[INFORMATION SUPPLIED]
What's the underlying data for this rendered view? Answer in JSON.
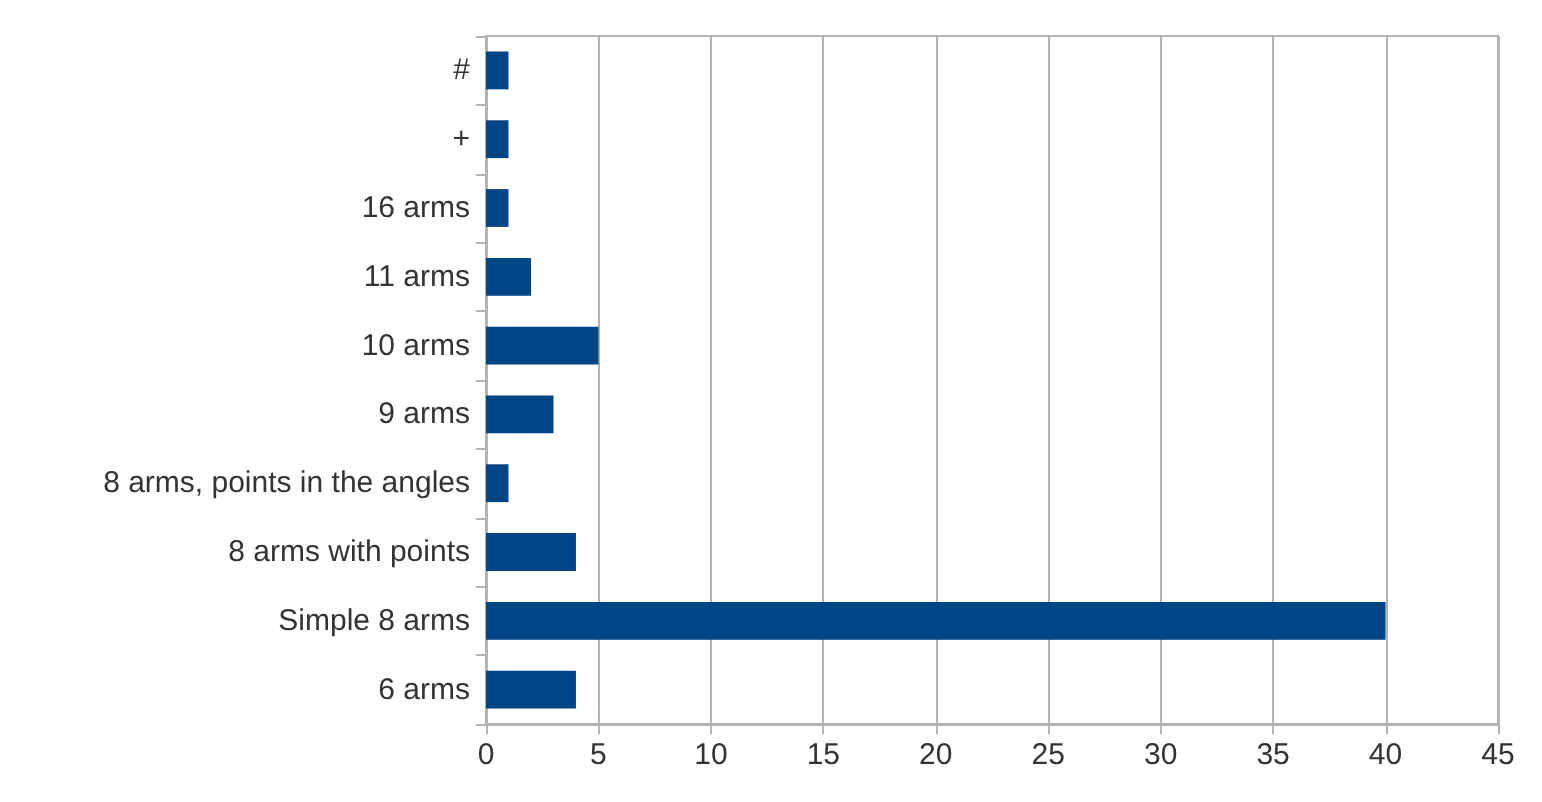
{
  "chart_data": {
    "type": "bar",
    "orientation": "horizontal",
    "categories": [
      "#",
      "+",
      "16 arms",
      "11 arms",
      "10 arms",
      "9 arms",
      "8 arms, points in the angles",
      "8 arms with points",
      "Simple 8 arms",
      "6 arms"
    ],
    "values": [
      1,
      1,
      1,
      2,
      5,
      3,
      1,
      4,
      40,
      4
    ],
    "color": "#004586",
    "xlim": [
      0,
      45
    ],
    "xticks": [
      0,
      5,
      10,
      15,
      20,
      25,
      30,
      35,
      40,
      45
    ],
    "grid": "x"
  }
}
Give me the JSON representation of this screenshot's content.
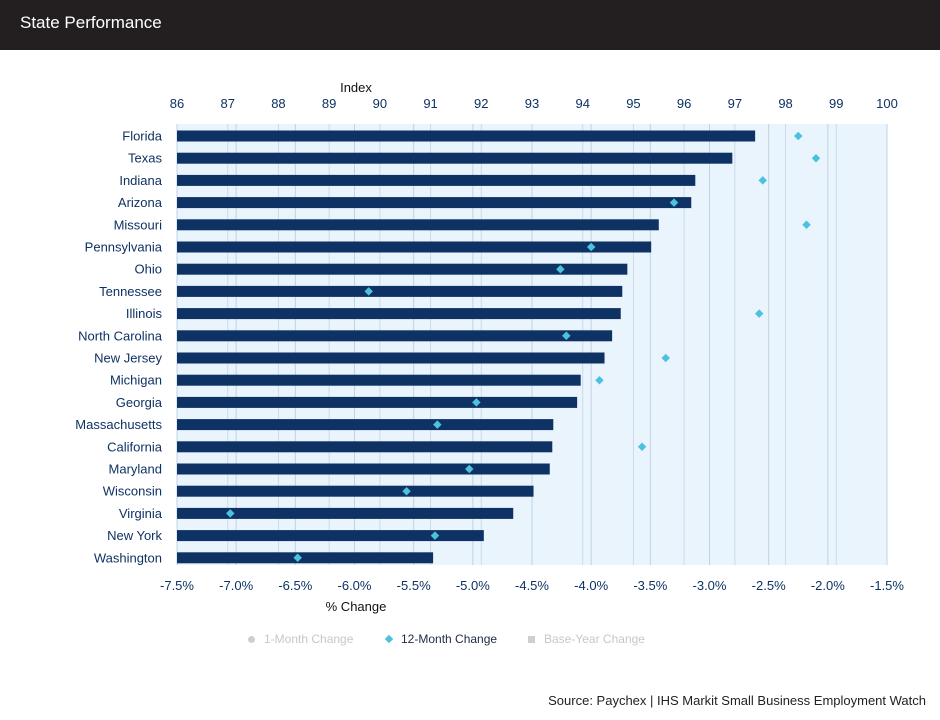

[DIRECTIONS FOR THIS TASK]
Return the entries unchanged, save for the pictures, which do not belong in the copy.

[WRITTEN ANSWER]
What's the underlying data for this rendered view? Answer in JSON.
{
  "chart_data": {
    "type": "bar",
    "orientation": "horizontal",
    "categories": [
      "#",
      "+",
      "16 arms",
      "11 arms",
      "10 arms",
      "9 arms",
      "8 arms, points in the angles",
      "8 arms with points",
      "Simple 8 arms",
      "6 arms"
    ],
    "values": [
      1,
      1,
      1,
      2,
      5,
      3,
      1,
      4,
      40,
      4
    ],
    "color": "#004586",
    "xlim": [
      0,
      45
    ],
    "xticks": [
      0,
      5,
      10,
      15,
      20,
      25,
      30,
      35,
      40,
      45
    ],
    "grid": "x"
  }
}
Give me the JSON representation of this screenshot's content.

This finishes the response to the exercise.